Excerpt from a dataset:
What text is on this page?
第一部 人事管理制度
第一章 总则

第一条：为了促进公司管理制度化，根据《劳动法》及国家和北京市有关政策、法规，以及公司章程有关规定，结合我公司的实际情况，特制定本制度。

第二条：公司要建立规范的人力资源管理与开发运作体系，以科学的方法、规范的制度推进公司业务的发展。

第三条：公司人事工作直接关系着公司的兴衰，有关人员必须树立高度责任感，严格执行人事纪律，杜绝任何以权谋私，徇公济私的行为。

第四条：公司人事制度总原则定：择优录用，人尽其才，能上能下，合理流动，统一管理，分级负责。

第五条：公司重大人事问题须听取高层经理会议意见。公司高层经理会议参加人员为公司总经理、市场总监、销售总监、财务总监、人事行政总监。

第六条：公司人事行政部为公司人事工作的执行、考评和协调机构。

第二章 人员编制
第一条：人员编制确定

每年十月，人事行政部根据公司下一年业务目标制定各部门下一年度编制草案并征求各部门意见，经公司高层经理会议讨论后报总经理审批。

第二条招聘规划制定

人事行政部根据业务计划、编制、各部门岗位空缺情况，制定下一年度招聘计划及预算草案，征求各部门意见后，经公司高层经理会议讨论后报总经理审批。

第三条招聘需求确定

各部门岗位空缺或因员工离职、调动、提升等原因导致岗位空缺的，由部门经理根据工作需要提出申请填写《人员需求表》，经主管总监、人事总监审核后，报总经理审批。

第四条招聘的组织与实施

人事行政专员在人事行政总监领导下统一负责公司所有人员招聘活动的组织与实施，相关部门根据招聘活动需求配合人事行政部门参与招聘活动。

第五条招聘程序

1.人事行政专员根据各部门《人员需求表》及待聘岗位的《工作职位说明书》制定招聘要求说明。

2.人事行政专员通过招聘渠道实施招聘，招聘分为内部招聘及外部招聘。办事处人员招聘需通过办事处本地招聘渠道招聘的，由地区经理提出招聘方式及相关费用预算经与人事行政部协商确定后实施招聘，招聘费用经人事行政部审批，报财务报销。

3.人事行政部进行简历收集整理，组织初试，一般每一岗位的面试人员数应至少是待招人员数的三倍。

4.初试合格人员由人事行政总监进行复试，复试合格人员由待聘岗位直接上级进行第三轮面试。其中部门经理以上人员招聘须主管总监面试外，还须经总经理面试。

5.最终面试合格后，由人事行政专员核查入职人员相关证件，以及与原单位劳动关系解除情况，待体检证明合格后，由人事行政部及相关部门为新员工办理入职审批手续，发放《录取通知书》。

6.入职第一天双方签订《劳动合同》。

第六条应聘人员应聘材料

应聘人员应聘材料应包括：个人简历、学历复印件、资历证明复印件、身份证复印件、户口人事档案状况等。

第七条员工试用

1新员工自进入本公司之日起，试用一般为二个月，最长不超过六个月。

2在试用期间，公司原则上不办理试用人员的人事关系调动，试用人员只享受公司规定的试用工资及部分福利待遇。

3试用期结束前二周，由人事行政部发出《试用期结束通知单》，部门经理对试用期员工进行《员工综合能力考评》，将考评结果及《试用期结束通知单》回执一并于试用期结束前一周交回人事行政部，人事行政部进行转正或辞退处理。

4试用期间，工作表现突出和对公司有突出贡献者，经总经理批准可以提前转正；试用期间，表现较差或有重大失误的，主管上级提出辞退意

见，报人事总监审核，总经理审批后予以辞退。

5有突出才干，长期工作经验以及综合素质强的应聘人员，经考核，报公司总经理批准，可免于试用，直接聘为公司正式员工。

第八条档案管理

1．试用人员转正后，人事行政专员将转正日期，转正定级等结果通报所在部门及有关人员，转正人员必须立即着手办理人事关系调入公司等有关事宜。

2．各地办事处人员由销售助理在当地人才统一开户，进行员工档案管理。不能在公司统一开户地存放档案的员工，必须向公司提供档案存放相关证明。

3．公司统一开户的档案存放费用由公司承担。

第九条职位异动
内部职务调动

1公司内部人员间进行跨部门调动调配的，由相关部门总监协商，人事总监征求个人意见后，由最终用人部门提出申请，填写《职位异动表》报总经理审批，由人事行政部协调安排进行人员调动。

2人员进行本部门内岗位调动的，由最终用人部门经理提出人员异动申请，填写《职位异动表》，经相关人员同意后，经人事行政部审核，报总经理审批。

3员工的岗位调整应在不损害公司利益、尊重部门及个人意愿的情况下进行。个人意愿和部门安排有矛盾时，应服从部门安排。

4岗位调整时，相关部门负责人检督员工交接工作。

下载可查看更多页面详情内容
--
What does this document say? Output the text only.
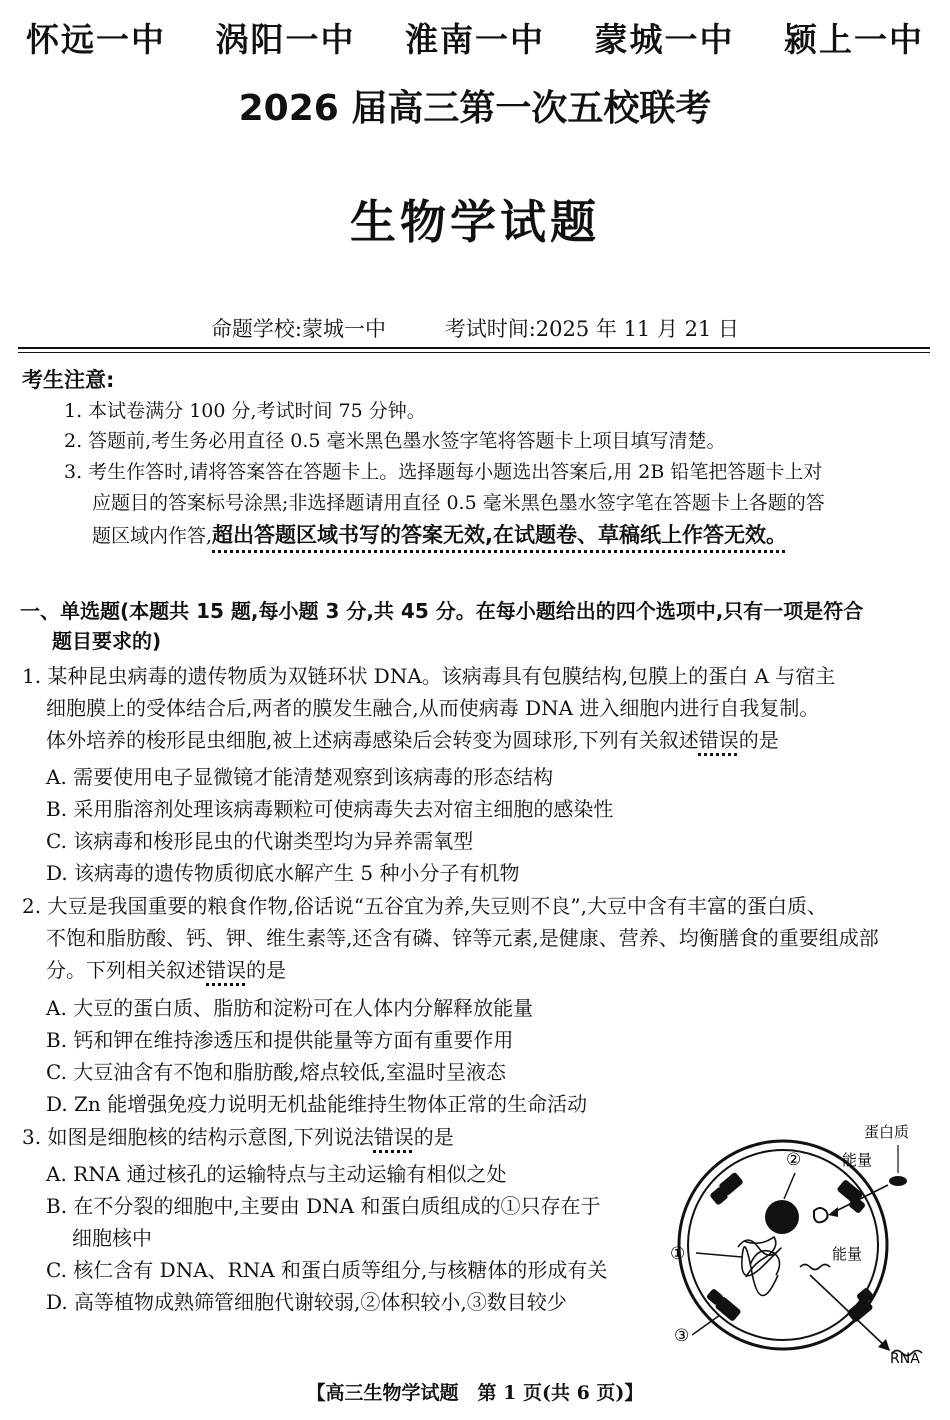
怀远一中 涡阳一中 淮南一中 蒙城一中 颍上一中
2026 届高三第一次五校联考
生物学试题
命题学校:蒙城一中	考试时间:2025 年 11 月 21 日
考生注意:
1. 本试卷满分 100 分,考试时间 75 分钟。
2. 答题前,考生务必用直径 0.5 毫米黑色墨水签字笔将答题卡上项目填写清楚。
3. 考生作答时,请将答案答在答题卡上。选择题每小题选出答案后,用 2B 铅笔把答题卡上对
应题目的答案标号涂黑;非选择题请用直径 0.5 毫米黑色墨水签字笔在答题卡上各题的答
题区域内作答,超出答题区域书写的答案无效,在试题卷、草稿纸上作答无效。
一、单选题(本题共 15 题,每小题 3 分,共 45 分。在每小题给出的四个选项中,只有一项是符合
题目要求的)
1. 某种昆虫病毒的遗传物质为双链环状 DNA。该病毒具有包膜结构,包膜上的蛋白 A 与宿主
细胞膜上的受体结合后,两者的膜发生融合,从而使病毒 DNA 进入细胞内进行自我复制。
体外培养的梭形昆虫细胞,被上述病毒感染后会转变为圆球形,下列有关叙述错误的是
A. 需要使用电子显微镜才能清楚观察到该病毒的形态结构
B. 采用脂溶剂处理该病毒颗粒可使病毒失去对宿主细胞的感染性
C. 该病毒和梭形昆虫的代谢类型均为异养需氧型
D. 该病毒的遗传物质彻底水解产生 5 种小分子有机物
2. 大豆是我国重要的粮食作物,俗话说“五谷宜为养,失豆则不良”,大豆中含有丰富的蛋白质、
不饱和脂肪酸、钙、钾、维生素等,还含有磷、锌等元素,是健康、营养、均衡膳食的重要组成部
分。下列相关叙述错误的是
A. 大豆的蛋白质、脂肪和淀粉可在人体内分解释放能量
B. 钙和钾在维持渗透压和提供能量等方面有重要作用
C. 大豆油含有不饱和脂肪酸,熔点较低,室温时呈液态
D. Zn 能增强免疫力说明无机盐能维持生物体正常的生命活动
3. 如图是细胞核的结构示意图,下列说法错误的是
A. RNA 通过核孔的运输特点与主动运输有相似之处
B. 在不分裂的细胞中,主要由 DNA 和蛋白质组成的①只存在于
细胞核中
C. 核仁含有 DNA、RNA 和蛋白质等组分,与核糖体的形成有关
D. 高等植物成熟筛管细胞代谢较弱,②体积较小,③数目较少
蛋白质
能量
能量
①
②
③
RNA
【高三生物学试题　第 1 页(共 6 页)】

## Given problem
Locate all lines that include the word "this" and copy them out.

## The answer
What text is on this page?
What does this document say? Output the text only.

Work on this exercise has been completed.